**WHAT YOU ARE ASKED TO DO**
Transcribe all of the data exactly. Omit the pictures.

**DATA**
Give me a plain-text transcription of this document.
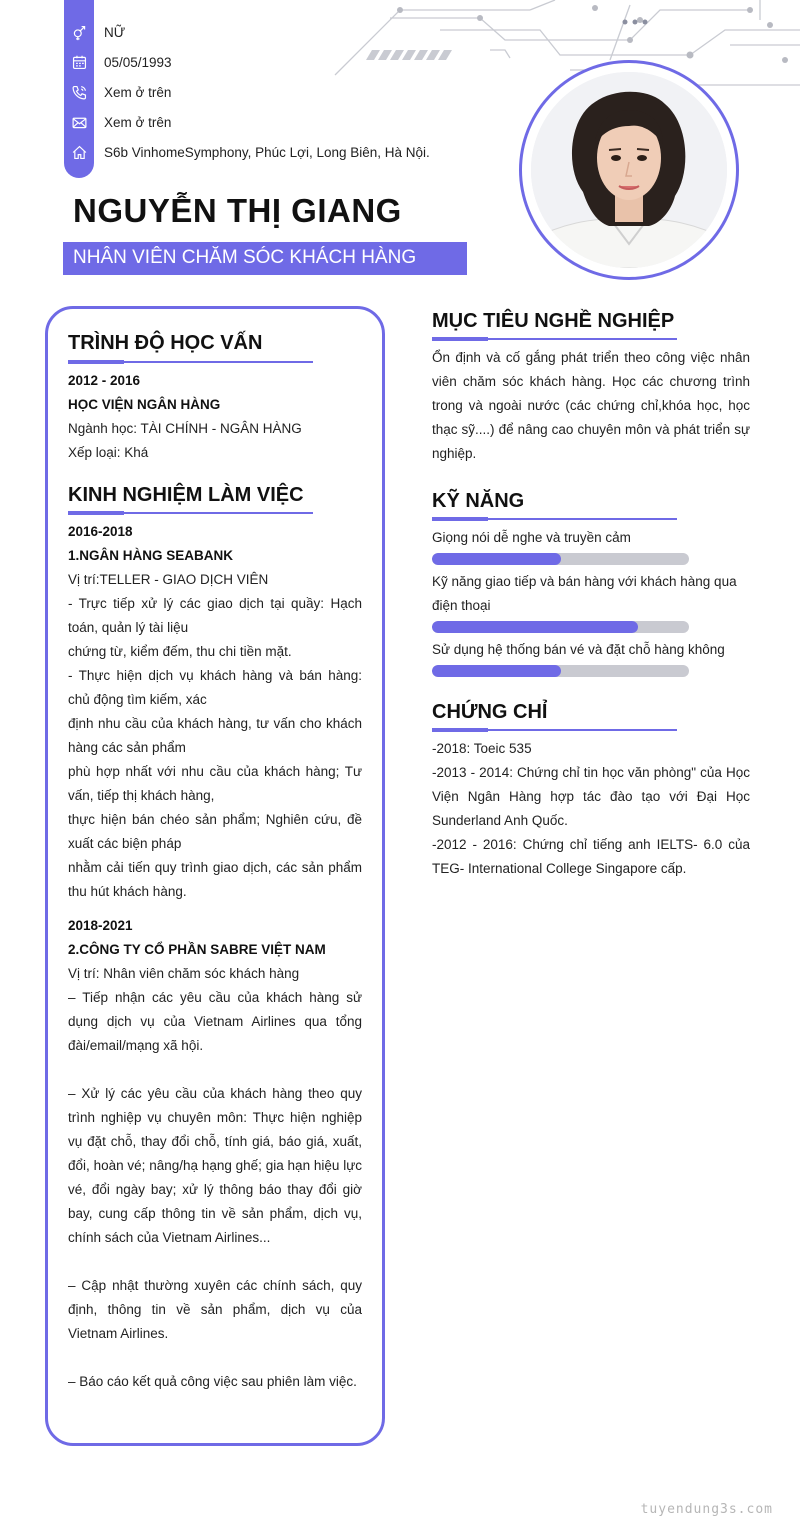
NỮ
05/05/1993
Xem ở trên
Xem ở trên
S6b VinhomeSymphony, Phúc Lợi, Long Biên, Hà Nội.
NGUYỄN THỊ GIANG
NHÂN VIÊN CHĂM SÓC KHÁCH HÀNG
TRÌNH ĐỘ HỌC VẤN
2012 - 2016
HỌC VIỆN NGÂN HÀNG
Ngành học: TÀI CHÍNH - NGÂN HÀNG
Xếp loại: Khá
KINH NGHIỆM LÀM VIỆC
2016-2018
1.NGÂN HÀNG SEABANK
Vị trí:TELLER - GIAO DỊCH VIÊN
- Trực tiếp xử lý các giao dịch tại quầy: Hạch toán, quản lý tài liệu
chứng từ, kiểm đếm, thu chi tiền mặt.
- Thực hiện dịch vụ khách hàng và bán hàng: chủ động tìm kiếm, xác
định nhu cầu của khách hàng, tư vấn cho khách hàng các sản phẩm
phù hợp nhất với nhu cầu của khách hàng; Tư vấn, tiếp thị khách hàng,
thực hiện bán chéo sản phẩm; Nghiên cứu, đề xuất các biện pháp
nhằm cải tiến quy trình giao dịch, các sản phẩm thu hút khách hàng.
2018-2021
2.CÔNG TY CỔ PHẦN SABRE VIỆT NAM
Vị trí: Nhân viên chăm sóc khách hàng
– Tiếp nhận các yêu cầu của khách hàng sử dụng dịch vụ của Vietnam Airlines qua tổng đài/email/mạng xã hội.
– Xử lý các yêu cầu của khách hàng theo quy trình nghiệp vụ chuyên môn: Thực hiện nghiệp vụ đặt chỗ, thay đổi chỗ, tính giá, báo giá, xuất, đổi, hoàn vé; nâng/hạ hạng ghế; gia hạn hiệu lực vé, đổi ngày bay; xử lý thông báo thay đổi giờ bay, cung cấp thông tin về sản phẩm, dịch vụ, chính sách của Vietnam Airlines...
– Cập nhật thường xuyên các chính sách, quy định, thông tin về sản phẩm, dịch vụ của Vietnam Airlines.
– Báo cáo kết quả công việc sau phiên làm việc.
MỤC TIÊU NGHỀ NGHIỆP
Ổn định và cố gắng phát triển theo công việc nhân viên chăm sóc khách hàng. Học các chương trình trong và ngoài nước (các chứng chỉ,khóa học, học thạc sỹ....) để nâng cao chuyên môn và phát triển sự nghiệp.
KỸ NĂNG
Giọng nói dễ nghe và truyền cảm
Kỹ năng giao tiếp và bán hàng với khách hàng qua điện thoại
Sử dụng hệ thống bán vé và đặt chỗ hàng không
CHỨNG CHỈ
-2018: Toeic 535
-2013 - 2014: Chứng chỉ tin học văn phòng" của Học Viện Ngân Hàng hợp tác đào tạo với Đại Học Sunderland Anh Quốc.
-2012 - 2016: Chứng chỉ tiếng anh IELTS- 6.0 của TEG- International College Singapore cấp.
tuyendung3s.com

**ANSWER FOR THIS EXERCISE**
Give me a plain-text transcription of this document.
NỮ
05/05/1993
Xem ở trên
Xem ở trên
S6b VinhomeSymphony, Phúc Lợi, Long Biên, Hà Nội.
NGUYỄN THỊ GIANG
NHÂN VIÊN CHĂM SÓC KHÁCH HÀNG
TRÌNH ĐỘ HỌC VẤN
2012 - 2016
HỌC VIỆN NGÂN HÀNG
Ngành học: TÀI CHÍNH - NGÂN HÀNG
Xếp loại: Khá
KINH NGHIỆM LÀM VIỆC
2016-2018
1.NGÂN HÀNG SEABANK
Vị trí:TELLER - GIAO DỊCH VIÊN
- Trực tiếp xử lý các giao dịch tại quầy: Hạch toán, quản lý tài liệu
chứng từ, kiểm đếm, thu chi tiền mặt.
- Thực hiện dịch vụ khách hàng và bán hàng: chủ động tìm kiếm, xác
định nhu cầu của khách hàng, tư vấn cho khách hàng các sản phẩm
phù hợp nhất với nhu cầu của khách hàng; Tư vấn, tiếp thị khách hàng,
thực hiện bán chéo sản phẩm; Nghiên cứu, đề xuất các biện pháp
nhằm cải tiến quy trình giao dịch, các sản phẩm thu hút khách hàng.
2018-2021
2.CÔNG TY CỔ PHẦN SABRE VIỆT NAM
Vị trí: Nhân viên chăm sóc khách hàng
– Tiếp nhận các yêu cầu của khách hàng sử dụng dịch vụ của Vietnam Airlines qua tổng đài/email/mạng xã hội.
– Xử lý các yêu cầu của khách hàng theo quy trình nghiệp vụ chuyên môn: Thực hiện nghiệp vụ đặt chỗ, thay đổi chỗ, tính giá, báo giá, xuất, đổi, hoàn vé; nâng/hạ hạng ghế; gia hạn hiệu lực vé, đổi ngày bay; xử lý thông báo thay đổi giờ bay, cung cấp thông tin về sản phẩm, dịch vụ, chính sách của Vietnam Airlines...
– Cập nhật thường xuyên các chính sách, quy định, thông tin về sản phẩm, dịch vụ của Vietnam Airlines.
– Báo cáo kết quả công việc sau phiên làm việc.
MỤC TIÊU NGHỀ NGHIỆP
Ổn định và cố gắng phát triển theo công việc nhân viên chăm sóc khách hàng. Học các chương trình trong và ngoài nước (các chứng chỉ,khóa học, học thạc sỹ....) để nâng cao chuyên môn và phát triển sự nghiệp.
KỸ NĂNG
Giọng nói dễ nghe và truyền cảm
Kỹ năng giao tiếp và bán hàng với khách hàng qua điện thoại
Sử dụng hệ thống bán vé và đặt chỗ hàng không
CHỨNG CHỈ
-2018: Toeic 535
-2013 - 2014: Chứng chỉ tin học văn phòng" của Học Viện Ngân Hàng hợp tác đào tạo với Đại Học Sunderland Anh Quốc.
-2012 - 2016: Chứng chỉ tiếng anh IELTS- 6.0 của TEG- International College Singapore cấp.
tuyendung3s.com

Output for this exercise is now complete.